▶ [Stored data]
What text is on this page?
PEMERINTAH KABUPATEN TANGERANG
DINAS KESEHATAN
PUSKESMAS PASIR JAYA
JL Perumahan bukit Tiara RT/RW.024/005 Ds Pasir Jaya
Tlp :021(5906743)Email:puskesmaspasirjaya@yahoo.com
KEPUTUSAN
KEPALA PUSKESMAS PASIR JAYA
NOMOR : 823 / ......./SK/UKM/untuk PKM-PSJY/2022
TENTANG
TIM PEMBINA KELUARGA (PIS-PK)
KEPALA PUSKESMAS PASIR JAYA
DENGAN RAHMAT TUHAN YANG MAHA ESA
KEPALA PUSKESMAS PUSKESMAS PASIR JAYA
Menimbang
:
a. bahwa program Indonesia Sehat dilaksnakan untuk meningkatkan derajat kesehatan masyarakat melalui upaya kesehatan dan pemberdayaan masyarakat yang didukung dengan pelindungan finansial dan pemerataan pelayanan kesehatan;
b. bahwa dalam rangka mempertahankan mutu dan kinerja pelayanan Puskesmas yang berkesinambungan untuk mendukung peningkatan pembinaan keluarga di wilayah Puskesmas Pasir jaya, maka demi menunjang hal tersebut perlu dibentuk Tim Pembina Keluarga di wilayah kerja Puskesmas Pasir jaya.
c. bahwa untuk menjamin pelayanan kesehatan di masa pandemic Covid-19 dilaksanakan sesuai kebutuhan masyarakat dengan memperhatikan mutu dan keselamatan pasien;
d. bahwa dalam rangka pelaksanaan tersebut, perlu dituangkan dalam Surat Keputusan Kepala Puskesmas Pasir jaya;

▶ [Exercise objective] Retype the listing exactly, in full.

▶ [Written solution]
What text is on this page?
PEMERINTAH KABUPATEN TANGERANG
DINAS KESEHATAN
PUSKESMAS PASIR JAYA
JL Perumahan bukit Tiara RT/RW.024/005 Ds Pasir Jaya
Tlp :021(5906743)Email:puskesmaspasirjaya@yahoo.com
KEPUTUSAN
KEPALA PUSKESMAS PASIR JAYA
NOMOR : 823 / ......./SK/UKM/untuk PKM-PSJY/2022
TENTANG
TIM PEMBINA KELUARGA (PIS-PK)
KEPALA PUSKESMAS PASIR JAYA
DENGAN RAHMAT TUHAN YANG MAHA ESA
KEPALA PUSKESMAS PUSKESMAS PASIR JAYA
Menimbang
:
a. bahwa program Indonesia Sehat dilaksnakan untuk meningkatkan derajat kesehatan masyarakat melalui upaya kesehatan dan pemberdayaan masyarakat yang didukung dengan pelindungan finansial dan pemerataan pelayanan kesehatan;
b. bahwa dalam rangka mempertahankan mutu dan kinerja pelayanan Puskesmas yang berkesinambungan untuk mendukung peningkatan pembinaan keluarga di wilayah Puskesmas Pasir jaya, maka demi menunjang hal tersebut perlu dibentuk Tim Pembina Keluarga di wilayah kerja Puskesmas Pasir jaya.
c. bahwa untuk menjamin pelayanan kesehatan di masa pandemic Covid-19 dilaksanakan sesuai kebutuhan masyarakat dengan memperhatikan mutu dan keselamatan pasien;
d. bahwa dalam rangka pelaksanaan tersebut, perlu dituangkan dalam Surat Keputusan Kepala Puskesmas Pasir jaya;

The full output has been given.